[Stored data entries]
##########

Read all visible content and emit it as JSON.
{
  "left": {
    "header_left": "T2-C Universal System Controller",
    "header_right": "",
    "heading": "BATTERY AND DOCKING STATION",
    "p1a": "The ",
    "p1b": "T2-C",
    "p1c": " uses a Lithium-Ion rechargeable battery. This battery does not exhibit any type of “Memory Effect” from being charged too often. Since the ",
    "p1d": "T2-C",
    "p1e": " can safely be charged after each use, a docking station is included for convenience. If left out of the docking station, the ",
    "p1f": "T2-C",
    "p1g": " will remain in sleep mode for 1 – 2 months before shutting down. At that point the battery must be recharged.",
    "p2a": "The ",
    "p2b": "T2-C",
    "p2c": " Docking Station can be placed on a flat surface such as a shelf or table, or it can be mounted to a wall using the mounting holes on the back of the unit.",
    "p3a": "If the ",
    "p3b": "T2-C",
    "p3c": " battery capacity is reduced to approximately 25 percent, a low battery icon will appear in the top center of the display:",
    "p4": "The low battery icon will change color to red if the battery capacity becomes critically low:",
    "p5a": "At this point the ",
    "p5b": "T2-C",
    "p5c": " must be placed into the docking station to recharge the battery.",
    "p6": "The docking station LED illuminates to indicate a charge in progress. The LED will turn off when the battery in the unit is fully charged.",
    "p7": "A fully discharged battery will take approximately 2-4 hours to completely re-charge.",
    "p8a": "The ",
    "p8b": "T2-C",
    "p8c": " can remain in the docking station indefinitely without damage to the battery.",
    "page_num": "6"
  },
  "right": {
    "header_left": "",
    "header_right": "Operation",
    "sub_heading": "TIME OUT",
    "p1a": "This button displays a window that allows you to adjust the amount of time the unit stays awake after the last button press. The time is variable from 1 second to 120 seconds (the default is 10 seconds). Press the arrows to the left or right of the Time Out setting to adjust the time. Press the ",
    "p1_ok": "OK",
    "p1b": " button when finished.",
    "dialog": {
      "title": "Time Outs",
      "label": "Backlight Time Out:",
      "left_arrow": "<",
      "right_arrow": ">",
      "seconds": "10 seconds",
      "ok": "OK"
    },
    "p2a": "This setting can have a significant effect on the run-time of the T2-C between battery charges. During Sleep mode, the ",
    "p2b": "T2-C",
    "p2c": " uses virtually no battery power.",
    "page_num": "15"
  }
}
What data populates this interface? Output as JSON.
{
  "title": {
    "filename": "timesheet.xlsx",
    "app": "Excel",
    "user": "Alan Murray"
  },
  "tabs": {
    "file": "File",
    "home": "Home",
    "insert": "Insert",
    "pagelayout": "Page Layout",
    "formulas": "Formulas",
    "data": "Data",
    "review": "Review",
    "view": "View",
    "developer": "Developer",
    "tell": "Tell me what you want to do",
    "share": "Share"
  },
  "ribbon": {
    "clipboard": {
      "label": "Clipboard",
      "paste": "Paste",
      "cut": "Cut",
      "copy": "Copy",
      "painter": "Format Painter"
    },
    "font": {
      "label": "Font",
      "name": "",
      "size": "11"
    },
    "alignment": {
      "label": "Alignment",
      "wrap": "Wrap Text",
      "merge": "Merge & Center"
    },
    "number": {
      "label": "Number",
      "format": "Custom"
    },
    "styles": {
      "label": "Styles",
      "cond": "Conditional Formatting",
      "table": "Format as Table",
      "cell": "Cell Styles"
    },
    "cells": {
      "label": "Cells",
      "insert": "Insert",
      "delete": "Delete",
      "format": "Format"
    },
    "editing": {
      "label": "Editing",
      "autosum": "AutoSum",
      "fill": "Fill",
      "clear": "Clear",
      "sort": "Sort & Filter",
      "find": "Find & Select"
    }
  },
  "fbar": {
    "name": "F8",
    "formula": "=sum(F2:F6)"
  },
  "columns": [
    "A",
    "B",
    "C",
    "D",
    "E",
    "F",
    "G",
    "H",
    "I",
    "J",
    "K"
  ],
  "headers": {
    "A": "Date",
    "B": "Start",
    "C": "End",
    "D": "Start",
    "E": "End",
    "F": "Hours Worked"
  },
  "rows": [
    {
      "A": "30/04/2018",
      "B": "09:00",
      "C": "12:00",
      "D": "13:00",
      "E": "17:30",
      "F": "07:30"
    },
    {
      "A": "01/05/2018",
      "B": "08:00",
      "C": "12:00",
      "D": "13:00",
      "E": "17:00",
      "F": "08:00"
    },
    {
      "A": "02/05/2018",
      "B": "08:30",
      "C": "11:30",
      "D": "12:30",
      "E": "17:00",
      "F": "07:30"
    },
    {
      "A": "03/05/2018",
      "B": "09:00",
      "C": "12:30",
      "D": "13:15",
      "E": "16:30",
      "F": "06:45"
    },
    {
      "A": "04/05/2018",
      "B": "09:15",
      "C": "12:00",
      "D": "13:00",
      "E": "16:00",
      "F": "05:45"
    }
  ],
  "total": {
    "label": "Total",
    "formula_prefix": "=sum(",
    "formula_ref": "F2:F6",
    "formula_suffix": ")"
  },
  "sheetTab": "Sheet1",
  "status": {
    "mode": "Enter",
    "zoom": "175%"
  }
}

##########

WORK TO COMPLETE:
From the listing above, reproduce all the lines exactly.

RESULT OF THE TASK:
Read all visible content and emit it as JSON.
{
  "left": {
    "header_left": "T2-C Universal System Controller",
    "header_right": "",
    "heading": "BATTERY AND DOCKING STATION",
    "p1a": "The ",
    "p1b": "T2-C",
    "p1c": " uses a Lithium-Ion rechargeable battery. This battery does not exhibit any type of “Memory Effect” from being charged too often. Since the ",
    "p1d": "T2-C",
    "p1e": " can safely be charged after each use, a docking station is included for convenience. If left out of the docking station, the ",
    "p1f": "T2-C",
    "p1g": " will remain in sleep mode for 1 – 2 months before shutting down. At that point the battery must be recharged.",
    "p2a": "The ",
    "p2b": "T2-C",
    "p2c": " Docking Station can be placed on a flat surface such as a shelf or table, or it can be mounted to a wall using the mounting holes on the back of the unit.",
    "p3a": "If the ",
    "p3b": "T2-C",
    "p3c": " battery capacity is reduced to approximately 25 percent, a low battery icon will appear in the top center of the display:",
    "p4": "The low battery icon will change color to red if the battery capacity becomes critically low:",
    "p5a": "At this point the ",
    "p5b": "T2-C",
    "p5c": " must be placed into the docking station to recharge the battery.",
    "p6": "The docking station LED illuminates to indicate a charge in progress. The LED will turn off when the battery in the unit is fully charged.",
    "p7": "A fully discharged battery will take approximately 2-4 hours to completely re-charge.",
    "p8a": "The ",
    "p8b": "T2-C",
    "p8c": " can remain in the docking station indefinitely without damage to the battery.",
    "page_num": "6"
  },
  "right": {
    "header_left": "",
    "header_right": "Operation",
    "sub_heading": "TIME OUT",
    "p1a": "This button displays a window that allows you to adjust the amount of time the unit stays awake after the last button press. The time is variable from 1 second to 120 seconds (the default is 10 seconds). Press the arrows to the left or right of the Time Out setting to adjust the time. Press the ",
    "p1_ok": "OK",
    "p1b": " button when finished.",
    "dialog": {
      "title": "Time Outs",
      "label": "Backlight Time Out:",
      "left_arrow": "<",
      "right_arrow": ">",
      "seconds": "10 seconds",
      "ok": "OK"
    },
    "p2a": "This setting can have a significant effect on the run-time of the T2-C between battery charges. During Sleep mode, the ",
    "p2b": "T2-C",
    "p2c": " uses virtually no battery power.",
    "page_num": "15"
  }
}
What data populates this interface? Output as JSON.
{
  "title": {
    "filename": "timesheet.xlsx",
    "app": "Excel",
    "user": "Alan Murray"
  },
  "tabs": {
    "file": "File",
    "home": "Home",
    "insert": "Insert",
    "pagelayout": "Page Layout",
    "formulas": "Formulas",
    "data": "Data",
    "review": "Review",
    "view": "View",
    "developer": "Developer",
    "tell": "Tell me what you want to do",
    "share": "Share"
  },
  "ribbon": {
    "clipboard": {
      "label": "Clipboard",
      "paste": "Paste",
      "cut": "Cut",
      "copy": "Copy",
      "painter": "Format Painter"
    },
    "font": {
      "label": "Font",
      "name": "",
      "size": "11"
    },
    "alignment": {
      "label": "Alignment",
      "wrap": "Wrap Text",
      "merge": "Merge & Center"
    },
    "number": {
      "label": "Number",
      "format": "Custom"
    },
    "styles": {
      "label": "Styles",
      "cond": "Conditional Formatting",
      "table": "Format as Table",
      "cell": "Cell Styles"
    },
    "cells": {
      "label": "Cells",
      "insert": "Insert",
      "delete": "Delete",
      "format": "Format"
    },
    "editing": {
      "label": "Editing",
      "autosum": "AutoSum",
      "fill": "Fill",
      "clear": "Clear",
      "sort": "Sort & Filter",
      "find": "Find & Select"
    }
  },
  "fbar": {
    "name": "F8",
    "formula": "=sum(F2:F6)"
  },
  "columns": [
    "A",
    "B",
    "C",
    "D",
    "E",
    "F",
    "G",
    "H",
    "I",
    "J",
    "K"
  ],
  "headers": {
    "A": "Date",
    "B": "Start",
    "C": "End",
    "D": "Start",
    "E": "End",
    "F": "Hours Worked"
  },
  "rows": [
    {
      "A": "30/04/2018",
      "B": "09:00",
      "C": "12:00",
      "D": "13:00",
      "E": "17:30",
      "F": "07:30"
    },
    {
      "A": "01/05/2018",
      "B": "08:00",
      "C": "12:00",
      "D": "13:00",
      "E": "17:00",
      "F": "08:00"
    },
    {
      "A": "02/05/2018",
      "B": "08:30",
      "C": "11:30",
      "D": "12:30",
      "E": "17:00",
      "F": "07:30"
    },
    {
      "A": "03/05/2018",
      "B": "09:00",
      "C": "12:30",
      "D": "13:15",
      "E": "16:30",
      "F": "06:45"
    },
    {
      "A": "04/05/2018",
      "B": "09:15",
      "C": "12:00",
      "D": "13:00",
      "E": "16:00",
      "F": "05:45"
    }
  ],
  "total": {
    "label": "Total",
    "formula_prefix": "=sum(",
    "formula_ref": "F2:F6",
    "formula_suffix": ")"
  },
  "sheetTab": "Sheet1",
  "status": {
    "mode": "Enter",
    "zoom": "175%"
  }
}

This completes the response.